Dataset excerpt:
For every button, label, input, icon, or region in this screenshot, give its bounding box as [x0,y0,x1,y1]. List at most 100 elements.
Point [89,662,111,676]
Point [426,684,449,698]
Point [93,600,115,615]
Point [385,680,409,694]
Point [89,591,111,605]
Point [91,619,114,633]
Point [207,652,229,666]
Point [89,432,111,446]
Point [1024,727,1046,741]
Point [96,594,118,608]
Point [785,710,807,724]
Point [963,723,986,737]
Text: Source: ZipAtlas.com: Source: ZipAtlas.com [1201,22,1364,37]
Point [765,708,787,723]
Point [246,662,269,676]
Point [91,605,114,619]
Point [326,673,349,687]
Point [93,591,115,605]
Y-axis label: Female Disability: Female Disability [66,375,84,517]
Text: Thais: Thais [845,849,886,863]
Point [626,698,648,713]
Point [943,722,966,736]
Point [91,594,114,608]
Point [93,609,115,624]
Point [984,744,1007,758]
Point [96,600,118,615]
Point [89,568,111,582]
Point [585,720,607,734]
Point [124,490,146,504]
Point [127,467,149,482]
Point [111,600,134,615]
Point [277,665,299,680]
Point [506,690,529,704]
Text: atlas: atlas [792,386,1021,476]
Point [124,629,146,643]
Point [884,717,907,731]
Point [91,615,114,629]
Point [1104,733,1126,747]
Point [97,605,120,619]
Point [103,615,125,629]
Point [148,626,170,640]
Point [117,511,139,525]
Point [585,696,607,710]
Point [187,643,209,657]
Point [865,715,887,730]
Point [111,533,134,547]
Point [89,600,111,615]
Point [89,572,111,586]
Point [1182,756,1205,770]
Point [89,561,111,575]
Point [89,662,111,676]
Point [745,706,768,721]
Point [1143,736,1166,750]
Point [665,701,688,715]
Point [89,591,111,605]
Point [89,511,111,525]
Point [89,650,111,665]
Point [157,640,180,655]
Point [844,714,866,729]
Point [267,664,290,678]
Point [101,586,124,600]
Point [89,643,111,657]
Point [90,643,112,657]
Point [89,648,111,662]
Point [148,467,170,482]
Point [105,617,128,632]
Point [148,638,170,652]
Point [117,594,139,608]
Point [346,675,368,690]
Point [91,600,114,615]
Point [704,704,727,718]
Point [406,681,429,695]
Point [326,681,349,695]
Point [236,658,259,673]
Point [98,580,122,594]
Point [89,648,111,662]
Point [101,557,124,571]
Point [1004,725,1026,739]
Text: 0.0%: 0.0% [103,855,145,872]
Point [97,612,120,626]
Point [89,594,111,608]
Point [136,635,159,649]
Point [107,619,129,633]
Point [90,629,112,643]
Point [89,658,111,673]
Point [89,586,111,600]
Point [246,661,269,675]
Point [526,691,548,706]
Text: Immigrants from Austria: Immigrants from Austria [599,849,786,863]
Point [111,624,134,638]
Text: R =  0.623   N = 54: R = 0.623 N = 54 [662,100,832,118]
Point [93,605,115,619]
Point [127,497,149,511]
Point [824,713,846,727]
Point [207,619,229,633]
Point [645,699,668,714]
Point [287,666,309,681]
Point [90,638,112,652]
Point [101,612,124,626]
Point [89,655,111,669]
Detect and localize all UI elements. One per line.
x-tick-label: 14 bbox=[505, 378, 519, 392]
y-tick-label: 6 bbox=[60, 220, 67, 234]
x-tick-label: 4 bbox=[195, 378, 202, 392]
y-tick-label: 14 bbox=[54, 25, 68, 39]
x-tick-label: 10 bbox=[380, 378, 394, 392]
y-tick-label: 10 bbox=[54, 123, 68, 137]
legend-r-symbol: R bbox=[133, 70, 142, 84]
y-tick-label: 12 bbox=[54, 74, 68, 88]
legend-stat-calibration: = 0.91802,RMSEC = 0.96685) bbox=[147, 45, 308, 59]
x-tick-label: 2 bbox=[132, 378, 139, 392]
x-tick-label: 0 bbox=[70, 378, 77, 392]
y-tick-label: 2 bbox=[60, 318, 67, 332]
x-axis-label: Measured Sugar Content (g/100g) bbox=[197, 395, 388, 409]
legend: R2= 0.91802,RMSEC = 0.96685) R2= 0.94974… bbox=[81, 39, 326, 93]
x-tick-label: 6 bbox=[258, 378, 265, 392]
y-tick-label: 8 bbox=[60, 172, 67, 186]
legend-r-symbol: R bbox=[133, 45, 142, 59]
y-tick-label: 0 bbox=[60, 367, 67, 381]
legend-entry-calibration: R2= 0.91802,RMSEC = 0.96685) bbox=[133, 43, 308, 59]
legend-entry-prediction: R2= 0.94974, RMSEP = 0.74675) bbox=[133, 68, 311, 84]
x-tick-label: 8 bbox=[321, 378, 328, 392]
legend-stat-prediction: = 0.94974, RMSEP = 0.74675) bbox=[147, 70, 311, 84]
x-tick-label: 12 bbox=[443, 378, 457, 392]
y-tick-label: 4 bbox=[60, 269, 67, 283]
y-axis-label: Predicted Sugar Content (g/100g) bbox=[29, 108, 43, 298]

WHAT IS ASKED => Copy out every line of the data above word for word, with no changes.

REPLY TO THE TASK =>
For every button, label, input, icon, or region in this screenshot, give its bounding box as [x0,y0,x1,y1]. List at most 100 elements.
Point [89,662,111,676]
Point [426,684,449,698]
Point [93,600,115,615]
Point [385,680,409,694]
Point [89,591,111,605]
Point [91,619,114,633]
Point [207,652,229,666]
Point [89,432,111,446]
Point [1024,727,1046,741]
Point [96,594,118,608]
Point [785,710,807,724]
Point [963,723,986,737]
Text: Source: ZipAtlas.com: Source: ZipAtlas.com [1201,22,1364,37]
Point [765,708,787,723]
Point [246,662,269,676]
Point [91,605,114,619]
Point [326,673,349,687]
Point [93,591,115,605]
Y-axis label: Female Disability: Female Disability [66,375,84,517]
Text: Thais: Thais [845,849,886,863]
Point [626,698,648,713]
Point [943,722,966,736]
Point [91,594,114,608]
Point [93,609,115,624]
Point [984,744,1007,758]
Point [96,600,118,615]
Point [89,568,111,582]
Point [585,720,607,734]
Point [124,490,146,504]
Point [127,467,149,482]
Point [111,600,134,615]
Point [277,665,299,680]
Point [506,690,529,704]
Text: atlas: atlas [792,386,1021,476]
Point [124,629,146,643]
Point [884,717,907,731]
Point [91,615,114,629]
Point [1104,733,1126,747]
Point [97,605,120,619]
Point [103,615,125,629]
Point [148,626,170,640]
Point [117,511,139,525]
Point [585,696,607,710]
Point [187,643,209,657]
Point [865,715,887,730]
Point [111,533,134,547]
Point [89,600,111,615]
Point [89,572,111,586]
Point [1182,756,1205,770]
Point [89,561,111,575]
Point [89,662,111,676]
Point [745,706,768,721]
Point [1143,736,1166,750]
Point [665,701,688,715]
Point [89,591,111,605]
Point [89,511,111,525]
Point [89,650,111,665]
Point [157,640,180,655]
Point [844,714,866,729]
Point [267,664,290,678]
Point [101,586,124,600]
Point [89,643,111,657]
Point [90,643,112,657]
Point [89,648,111,662]
Point [148,467,170,482]
Point [105,617,128,632]
Point [148,638,170,652]
Point [117,594,139,608]
Point [346,675,368,690]
Point [91,600,114,615]
Point [704,704,727,718]
Point [406,681,429,695]
Point [326,681,349,695]
Point [236,658,259,673]
Point [98,580,122,594]
Point [89,648,111,662]
Point [101,557,124,571]
Point [1004,725,1026,739]
Text: 0.0%: 0.0% [103,855,145,872]
Point [97,612,120,626]
Point [89,594,111,608]
Point [136,635,159,649]
Point [107,619,129,633]
Point [90,629,112,643]
Point [89,658,111,673]
Point [89,586,111,600]
Point [246,661,269,675]
Point [526,691,548,706]
Text: Immigrants from Austria: Immigrants from Austria [599,849,786,863]
Point [111,624,134,638]
Text: R =  0.623   N = 54: R = 0.623 N = 54 [662,100,832,118]
Point [93,605,115,619]
Point [127,497,149,511]
Point [824,713,846,727]
Point [207,619,229,633]
Point [645,699,668,714]
Point [287,666,309,681]
Point [90,638,112,652]
Point [101,612,124,626]
Point [89,655,111,669]
Detect and localize all UI elements. One per line.
x-tick-label: 14 bbox=[505, 378, 519, 392]
y-tick-label: 6 bbox=[60, 220, 67, 234]
x-tick-label: 4 bbox=[195, 378, 202, 392]
y-tick-label: 14 bbox=[54, 25, 68, 39]
x-tick-label: 10 bbox=[380, 378, 394, 392]
y-tick-label: 10 bbox=[54, 123, 68, 137]
legend-r-symbol: R bbox=[133, 70, 142, 84]
y-tick-label: 12 bbox=[54, 74, 68, 88]
legend-stat-calibration: = 0.91802,RMSEC = 0.96685) bbox=[147, 45, 308, 59]
x-tick-label: 2 bbox=[132, 378, 139, 392]
x-tick-label: 0 bbox=[70, 378, 77, 392]
y-tick-label: 2 bbox=[60, 318, 67, 332]
x-axis-label: Measured Sugar Content (g/100g) bbox=[197, 395, 388, 409]
legend: R2= 0.91802,RMSEC = 0.96685) R2= 0.94974… bbox=[81, 39, 326, 93]
x-tick-label: 6 bbox=[258, 378, 265, 392]
y-tick-label: 8 bbox=[60, 172, 67, 186]
legend-r-symbol: R bbox=[133, 45, 142, 59]
y-tick-label: 0 bbox=[60, 367, 67, 381]
legend-entry-calibration: R2= 0.91802,RMSEC = 0.96685) bbox=[133, 43, 308, 59]
legend-entry-prediction: R2= 0.94974, RMSEP = 0.74675) bbox=[133, 68, 311, 84]
x-tick-label: 8 bbox=[321, 378, 328, 392]
legend-stat-prediction: = 0.94974, RMSEP = 0.74675) bbox=[147, 70, 311, 84]
x-tick-label: 12 bbox=[443, 378, 457, 392]
y-tick-label: 4 bbox=[60, 269, 67, 283]
y-axis-label: Predicted Sugar Content (g/100g) bbox=[29, 108, 43, 298]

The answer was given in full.